_Exercise_
Records follow. Pull out every line that contains "this".
————
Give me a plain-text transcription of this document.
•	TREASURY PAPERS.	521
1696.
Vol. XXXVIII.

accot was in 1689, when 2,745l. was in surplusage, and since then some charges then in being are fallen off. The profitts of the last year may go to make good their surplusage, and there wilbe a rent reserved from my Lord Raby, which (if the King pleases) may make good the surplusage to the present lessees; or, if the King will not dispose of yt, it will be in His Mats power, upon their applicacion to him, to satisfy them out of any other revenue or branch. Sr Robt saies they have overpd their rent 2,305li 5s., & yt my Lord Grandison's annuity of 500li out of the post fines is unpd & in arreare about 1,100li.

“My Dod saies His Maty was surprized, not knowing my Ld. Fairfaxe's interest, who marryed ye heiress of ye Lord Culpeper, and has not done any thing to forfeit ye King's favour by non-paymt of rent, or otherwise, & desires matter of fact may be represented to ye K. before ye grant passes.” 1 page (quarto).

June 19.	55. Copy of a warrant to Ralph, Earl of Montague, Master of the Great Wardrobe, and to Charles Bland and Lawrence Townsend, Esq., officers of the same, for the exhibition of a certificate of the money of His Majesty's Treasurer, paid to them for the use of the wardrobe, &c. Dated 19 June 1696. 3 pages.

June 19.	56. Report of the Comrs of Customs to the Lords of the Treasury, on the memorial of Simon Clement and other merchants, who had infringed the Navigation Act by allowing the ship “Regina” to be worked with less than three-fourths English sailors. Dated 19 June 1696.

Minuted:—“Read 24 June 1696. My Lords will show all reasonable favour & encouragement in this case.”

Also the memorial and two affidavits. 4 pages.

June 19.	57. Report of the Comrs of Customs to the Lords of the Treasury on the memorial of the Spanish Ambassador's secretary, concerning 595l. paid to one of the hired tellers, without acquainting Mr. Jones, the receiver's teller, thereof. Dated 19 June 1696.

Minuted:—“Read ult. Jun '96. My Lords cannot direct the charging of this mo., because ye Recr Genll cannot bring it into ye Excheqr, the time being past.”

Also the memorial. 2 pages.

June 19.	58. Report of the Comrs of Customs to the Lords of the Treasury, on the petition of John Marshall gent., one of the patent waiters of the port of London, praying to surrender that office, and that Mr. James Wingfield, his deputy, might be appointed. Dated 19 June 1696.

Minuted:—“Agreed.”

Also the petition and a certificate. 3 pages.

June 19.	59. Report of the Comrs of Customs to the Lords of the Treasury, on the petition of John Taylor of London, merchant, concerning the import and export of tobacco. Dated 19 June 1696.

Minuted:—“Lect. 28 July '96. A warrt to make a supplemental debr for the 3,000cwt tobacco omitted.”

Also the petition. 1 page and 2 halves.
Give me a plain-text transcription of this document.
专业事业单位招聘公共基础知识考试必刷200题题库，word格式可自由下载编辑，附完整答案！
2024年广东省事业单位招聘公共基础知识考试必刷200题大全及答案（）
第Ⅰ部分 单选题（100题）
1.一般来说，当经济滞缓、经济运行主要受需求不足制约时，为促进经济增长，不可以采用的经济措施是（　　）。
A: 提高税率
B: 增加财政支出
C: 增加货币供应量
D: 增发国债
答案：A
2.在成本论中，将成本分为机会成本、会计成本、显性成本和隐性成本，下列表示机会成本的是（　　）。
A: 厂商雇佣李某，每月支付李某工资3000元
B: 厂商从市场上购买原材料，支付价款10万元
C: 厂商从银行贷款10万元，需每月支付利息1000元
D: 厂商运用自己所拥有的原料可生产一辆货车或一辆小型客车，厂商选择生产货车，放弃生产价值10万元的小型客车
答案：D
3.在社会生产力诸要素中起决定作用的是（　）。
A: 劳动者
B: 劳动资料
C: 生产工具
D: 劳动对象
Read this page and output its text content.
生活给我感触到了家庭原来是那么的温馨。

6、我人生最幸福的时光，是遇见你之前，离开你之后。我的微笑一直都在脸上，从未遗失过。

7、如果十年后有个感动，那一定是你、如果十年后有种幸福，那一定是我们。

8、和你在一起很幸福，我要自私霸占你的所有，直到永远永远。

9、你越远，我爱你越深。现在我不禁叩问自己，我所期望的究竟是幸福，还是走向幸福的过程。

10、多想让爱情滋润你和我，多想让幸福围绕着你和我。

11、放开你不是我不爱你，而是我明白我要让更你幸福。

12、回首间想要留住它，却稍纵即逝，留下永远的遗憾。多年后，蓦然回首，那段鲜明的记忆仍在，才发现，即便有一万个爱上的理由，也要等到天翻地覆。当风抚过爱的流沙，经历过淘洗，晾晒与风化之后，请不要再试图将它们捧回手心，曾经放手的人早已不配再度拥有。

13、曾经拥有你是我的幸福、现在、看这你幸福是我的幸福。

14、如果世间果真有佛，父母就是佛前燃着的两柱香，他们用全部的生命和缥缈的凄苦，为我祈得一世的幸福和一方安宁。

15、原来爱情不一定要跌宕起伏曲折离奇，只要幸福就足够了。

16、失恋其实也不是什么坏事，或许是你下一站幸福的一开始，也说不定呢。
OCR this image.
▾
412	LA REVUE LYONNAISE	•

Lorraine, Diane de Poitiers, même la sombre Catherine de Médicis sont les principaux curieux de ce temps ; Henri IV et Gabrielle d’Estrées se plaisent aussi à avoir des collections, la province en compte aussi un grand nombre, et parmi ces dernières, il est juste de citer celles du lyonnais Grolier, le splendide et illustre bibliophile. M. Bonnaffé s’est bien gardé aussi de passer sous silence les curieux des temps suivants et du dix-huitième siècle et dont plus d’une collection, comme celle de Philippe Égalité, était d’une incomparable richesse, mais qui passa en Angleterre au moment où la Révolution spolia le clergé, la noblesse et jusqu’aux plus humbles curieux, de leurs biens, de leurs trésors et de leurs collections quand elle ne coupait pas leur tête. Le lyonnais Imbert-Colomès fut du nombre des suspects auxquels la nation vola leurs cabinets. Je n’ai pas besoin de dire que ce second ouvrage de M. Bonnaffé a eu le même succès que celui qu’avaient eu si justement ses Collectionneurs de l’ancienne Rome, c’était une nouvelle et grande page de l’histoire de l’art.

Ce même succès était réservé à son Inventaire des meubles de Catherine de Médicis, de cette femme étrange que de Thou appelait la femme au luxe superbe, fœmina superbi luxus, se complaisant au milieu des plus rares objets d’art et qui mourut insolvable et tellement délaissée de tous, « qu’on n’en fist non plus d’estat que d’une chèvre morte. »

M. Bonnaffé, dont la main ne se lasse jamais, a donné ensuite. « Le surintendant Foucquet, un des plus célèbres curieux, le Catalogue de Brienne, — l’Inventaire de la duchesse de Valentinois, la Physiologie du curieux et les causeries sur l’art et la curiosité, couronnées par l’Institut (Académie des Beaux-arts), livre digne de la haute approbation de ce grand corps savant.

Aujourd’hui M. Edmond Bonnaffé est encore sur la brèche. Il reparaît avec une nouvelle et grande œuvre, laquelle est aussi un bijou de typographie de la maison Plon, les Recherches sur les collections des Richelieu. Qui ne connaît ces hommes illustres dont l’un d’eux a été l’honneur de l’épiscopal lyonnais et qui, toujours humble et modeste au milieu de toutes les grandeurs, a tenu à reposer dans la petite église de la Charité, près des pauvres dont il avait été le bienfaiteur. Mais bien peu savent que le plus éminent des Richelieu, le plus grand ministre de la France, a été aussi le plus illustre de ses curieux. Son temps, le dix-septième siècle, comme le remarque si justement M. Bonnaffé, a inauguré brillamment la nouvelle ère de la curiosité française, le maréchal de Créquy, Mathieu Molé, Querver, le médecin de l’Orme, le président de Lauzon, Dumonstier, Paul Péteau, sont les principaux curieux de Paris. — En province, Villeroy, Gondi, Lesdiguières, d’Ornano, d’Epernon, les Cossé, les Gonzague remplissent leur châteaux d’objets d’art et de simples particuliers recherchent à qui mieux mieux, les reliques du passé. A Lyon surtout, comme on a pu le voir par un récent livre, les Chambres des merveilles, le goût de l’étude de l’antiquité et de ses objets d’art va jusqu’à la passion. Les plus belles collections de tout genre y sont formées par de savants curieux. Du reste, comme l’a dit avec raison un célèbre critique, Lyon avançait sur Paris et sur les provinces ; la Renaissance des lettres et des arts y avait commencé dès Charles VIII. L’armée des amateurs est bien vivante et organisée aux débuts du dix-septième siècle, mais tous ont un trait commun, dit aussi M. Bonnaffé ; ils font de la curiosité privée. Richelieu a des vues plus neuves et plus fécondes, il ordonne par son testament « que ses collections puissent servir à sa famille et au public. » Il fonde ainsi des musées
————
_Correct answer_
Give me a plain-text transcription of this document.
Minuted:—“Read 24 June 1696. My Lords will show all reasonable favour & encouragement in this case.”
Minuted:—“Read ult. Jun '96. My Lords cannot direct the charging of this mo., because ye Recr Genll cannot bring it into ye Excheqr, the time being past.”
Give me a plain-text transcription of this document.
Read this page and output its text content.
OCR this image.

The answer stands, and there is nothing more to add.